**** Texte fourni ****

Les résultats obtenus ne sont pas le fruit d’un perfectionnisme individuel, ni même de l’addition de perfectionnismes individuels qui ferait un perfectionnisme collectif. Ils sont le fruit de la mise en œuvre stricte de procédures précises résultant d’un cahier des charges objectif et fruit d’années de raffinement.
La “perfection” industrielle n’est possible qu’en respectant à la lettre la procédure et en supprimant autant qu’il est possible la part d’initiative liée à l’individu. Seule cette approche stricte, quasi militaire permet de garantir dans la durée la qualité parfaite. Le rôle du management n’est pas de pousser chacun au perfectionnisme, mais de veiller au respect strict des procédures.
Dans cet article, je ne traite pas du sujet du perfectionnisme industriel qui ne tolère aucun écart, mais bien du perfectionnisme individuel qui s’applique à toute action tant personnelle que professionnelle pour celles et ceux qui en sont atteint.
Je n’aborderai pas non plus le perfectionnisme pathologique qui demande un traitement psychologique. Je traite simplement de la tendance perfectionniste de celles et ceux qui veulent toujours faire mieux, qui accordent aux détails une importance souvent démesurée, qui ont du mal à être satisfaits de leurs réalisations.
D’où vient le perfectionnisme ?
Sans rentrer dans une étude scientifique précise, il est intéressant d’essayer de comprendre d’où peut venir notre tendance perfectionniste.
Il y a sans doute une part génétique (en tous cas personnellement, mon père et ma mère sont perfectionnistes), mais c’est surement notre éducation qui modèle en nous cette exigence.
Nos parents, nos professeurs nous ont-ils donnés cette conviction, que nous n’avons de valeur qu’au travers de ce que nous réalisons ?
Nos éducateurs sportifs nous ont-ils inculqué que seule la victoire compte, et quand il y a victoire, que seul le record est satisfaisant ?
Nos premiers chefs nous ont-ils poussés à toujours faire mieux ?
Notre désir de perfection est-il simplement lié à notre égo qui ne supporte pas la critique, ou la honte de rendre un travail imparfait ?
Chacune et chacun peut donc s’introspecter pour essayer de comprendre quels sont les facteurs qui ont forgé cette tendance perfectionniste. A l’heure de la combattre, cela peut donner des pistes utiles pour s’en affranchir.
Dans la suite, je vous partage quelques pistes qui m’aident à combattre ma tendance perfectionniste et vivre sereinement avec, et quelques principes enseignés aux entrepreneurs qui se lancent.
Perfectionniste de l’essentiel
Le perfectionniste a tendance à ne pas hiérarchiser les choses. Il va accorder autant d’importance à la face cachée de son travail, qu’à la face visible.
Mon père avait cette phrase mythique chaque fois qu’il n’était pas satisfait d’un détail invisible et qu’il devait se résoudre à en rester là : “celui qui a perdu sa mère ne viendra pas la chercher là”. Cette phrase stupide m’est restée, et elle m’aide à lâcher l’affaire quand je n’arrive pas à atteindre le niveau recherché sur un détail que ne sera de toute façon pas franchement visible pour quelqu’un d’autre que moi.

****

**Consigne 1:**
Dans les entrées, mettez sous forme de liste JSON de chaînes, une par ligne et sans les lignes vides, le passage qui commence à la ligne contenant "tweet-date[interactable]: Aug 27, 2019" et se poursuit jusqu'à la ligne contenant "verified-badge-icon xyxy=(183,15,201,37)", ces deux lignes comprises.

**** Données fournies ****

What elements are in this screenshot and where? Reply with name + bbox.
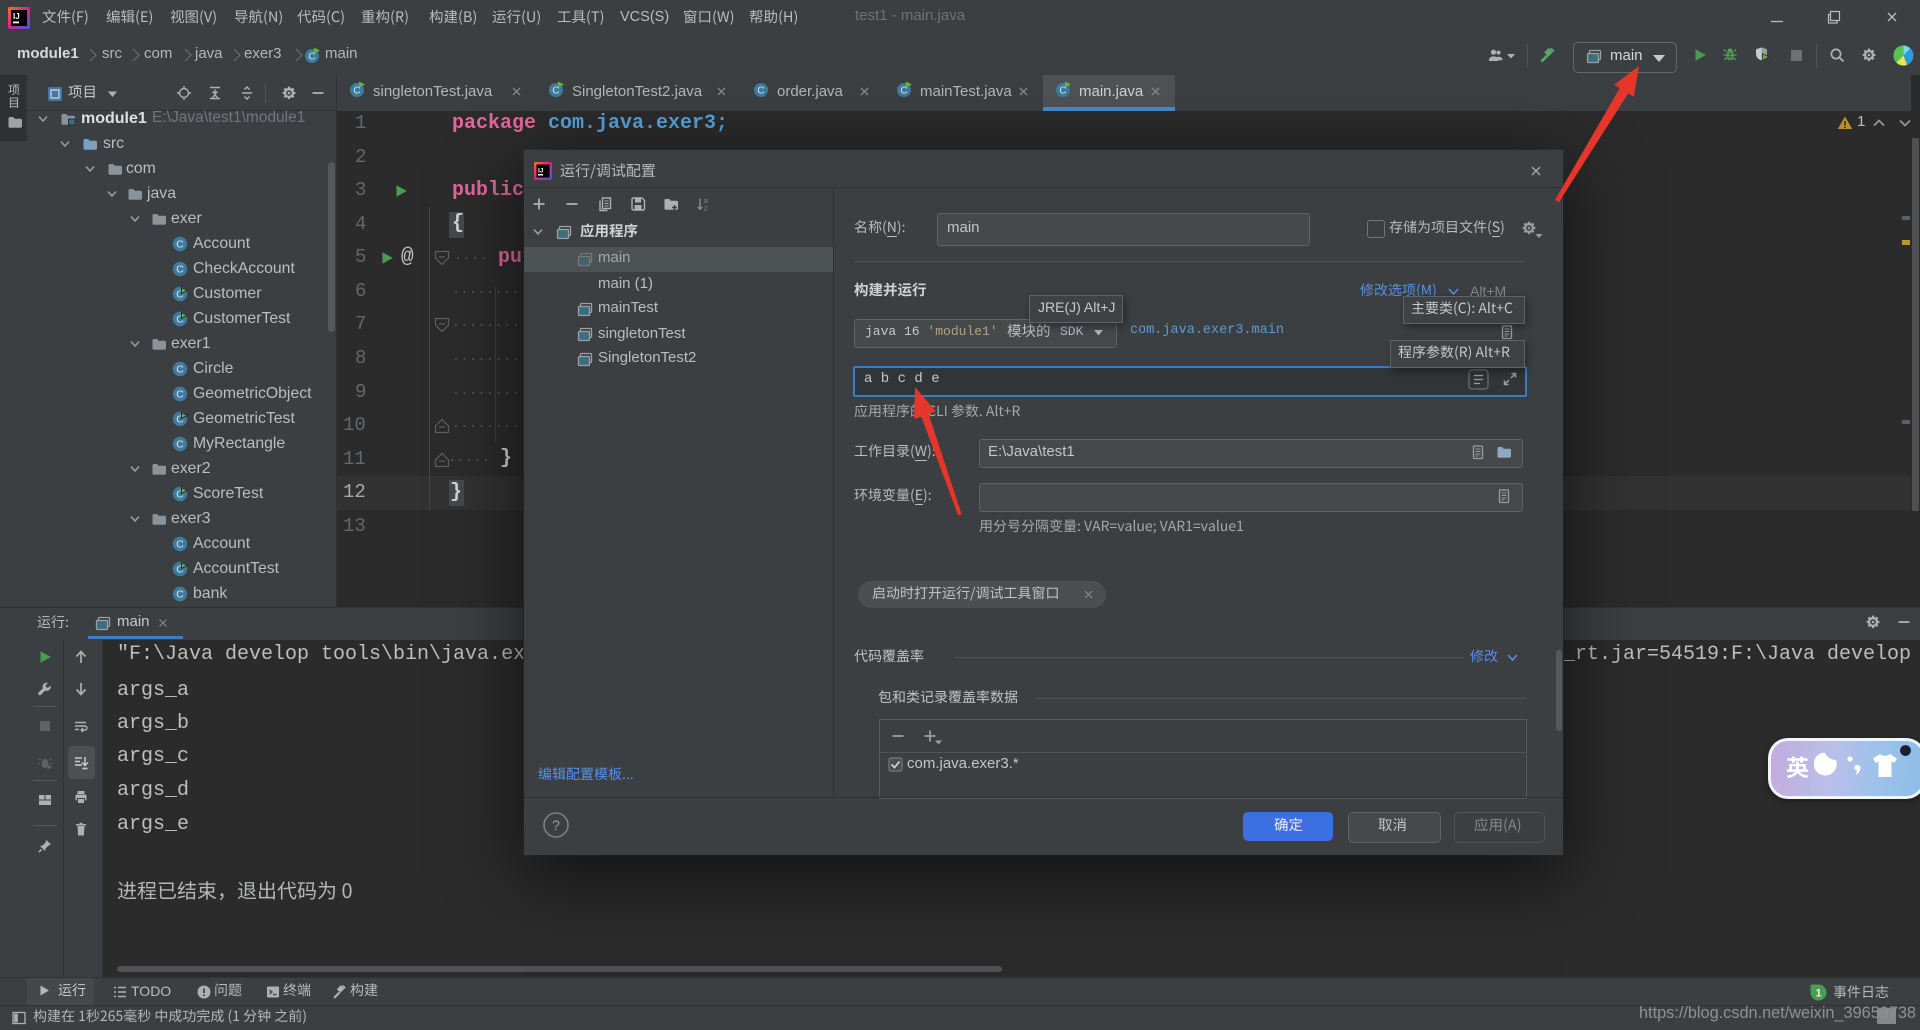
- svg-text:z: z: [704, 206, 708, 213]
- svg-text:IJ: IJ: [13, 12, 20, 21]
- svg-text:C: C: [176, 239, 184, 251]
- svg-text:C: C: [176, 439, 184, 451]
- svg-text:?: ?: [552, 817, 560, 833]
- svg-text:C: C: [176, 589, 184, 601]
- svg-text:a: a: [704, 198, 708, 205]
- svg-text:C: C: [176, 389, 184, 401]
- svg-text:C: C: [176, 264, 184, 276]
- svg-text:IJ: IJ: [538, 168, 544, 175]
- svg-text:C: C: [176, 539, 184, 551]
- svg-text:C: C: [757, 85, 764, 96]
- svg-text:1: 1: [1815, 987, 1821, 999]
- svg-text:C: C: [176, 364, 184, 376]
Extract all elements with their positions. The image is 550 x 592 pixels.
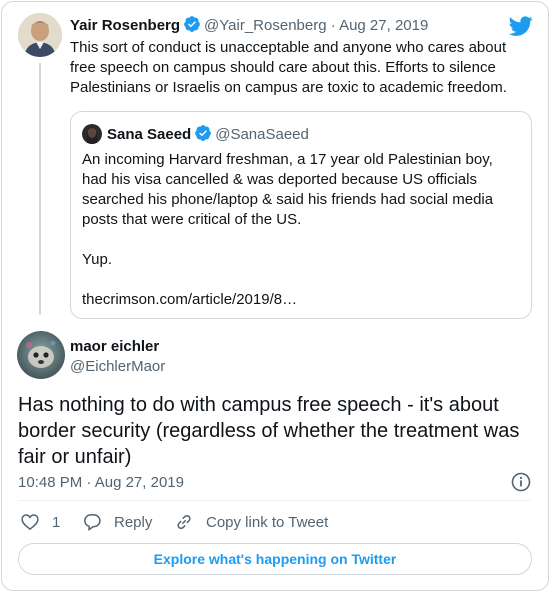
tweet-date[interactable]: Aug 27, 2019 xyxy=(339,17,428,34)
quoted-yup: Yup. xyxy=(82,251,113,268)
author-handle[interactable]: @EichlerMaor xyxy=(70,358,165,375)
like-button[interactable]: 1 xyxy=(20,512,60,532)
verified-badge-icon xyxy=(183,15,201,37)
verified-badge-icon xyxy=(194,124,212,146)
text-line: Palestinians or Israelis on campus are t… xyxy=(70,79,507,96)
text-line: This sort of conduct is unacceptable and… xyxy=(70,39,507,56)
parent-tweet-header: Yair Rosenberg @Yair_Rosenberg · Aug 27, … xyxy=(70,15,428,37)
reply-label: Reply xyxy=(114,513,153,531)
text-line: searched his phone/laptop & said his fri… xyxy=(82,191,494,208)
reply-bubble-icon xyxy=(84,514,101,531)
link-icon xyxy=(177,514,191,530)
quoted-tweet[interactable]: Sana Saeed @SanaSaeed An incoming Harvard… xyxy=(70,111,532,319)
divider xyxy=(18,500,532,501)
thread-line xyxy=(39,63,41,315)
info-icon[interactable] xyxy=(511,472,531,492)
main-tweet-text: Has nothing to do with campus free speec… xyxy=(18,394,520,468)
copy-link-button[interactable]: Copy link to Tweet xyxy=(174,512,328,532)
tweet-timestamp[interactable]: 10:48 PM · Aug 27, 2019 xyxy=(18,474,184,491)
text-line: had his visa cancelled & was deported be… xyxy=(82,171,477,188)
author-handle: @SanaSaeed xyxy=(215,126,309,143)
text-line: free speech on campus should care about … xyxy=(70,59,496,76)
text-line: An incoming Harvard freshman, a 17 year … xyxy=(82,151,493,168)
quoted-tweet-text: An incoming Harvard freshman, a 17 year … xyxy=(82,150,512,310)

****

**Consigne 2:**
Traduisez en anglais cette phrase du texte sur le perfectionnisme : « Le perfectionniste a tendance à ne pas hiérarchiser les choses. »

**Réponse attendue 1:**
[
  "tweet-date[interactable]: Aug 27, 2019 xyxy=(339,17,428,34)",
  "quoted-yup: Yup. xyxy=(82,251,113,268)",
  "author-handle[interactable]: @EichlerMaor xyxy=(70,358,165,375)",
  "like-button[interactable]: 1 xyxy=(20,512,60,532)",
  "verified-badge-icon xyxy=(183,15,201,37)"
]

**Réponse attendue 2:**
The perfectionist tends not to prioritize things.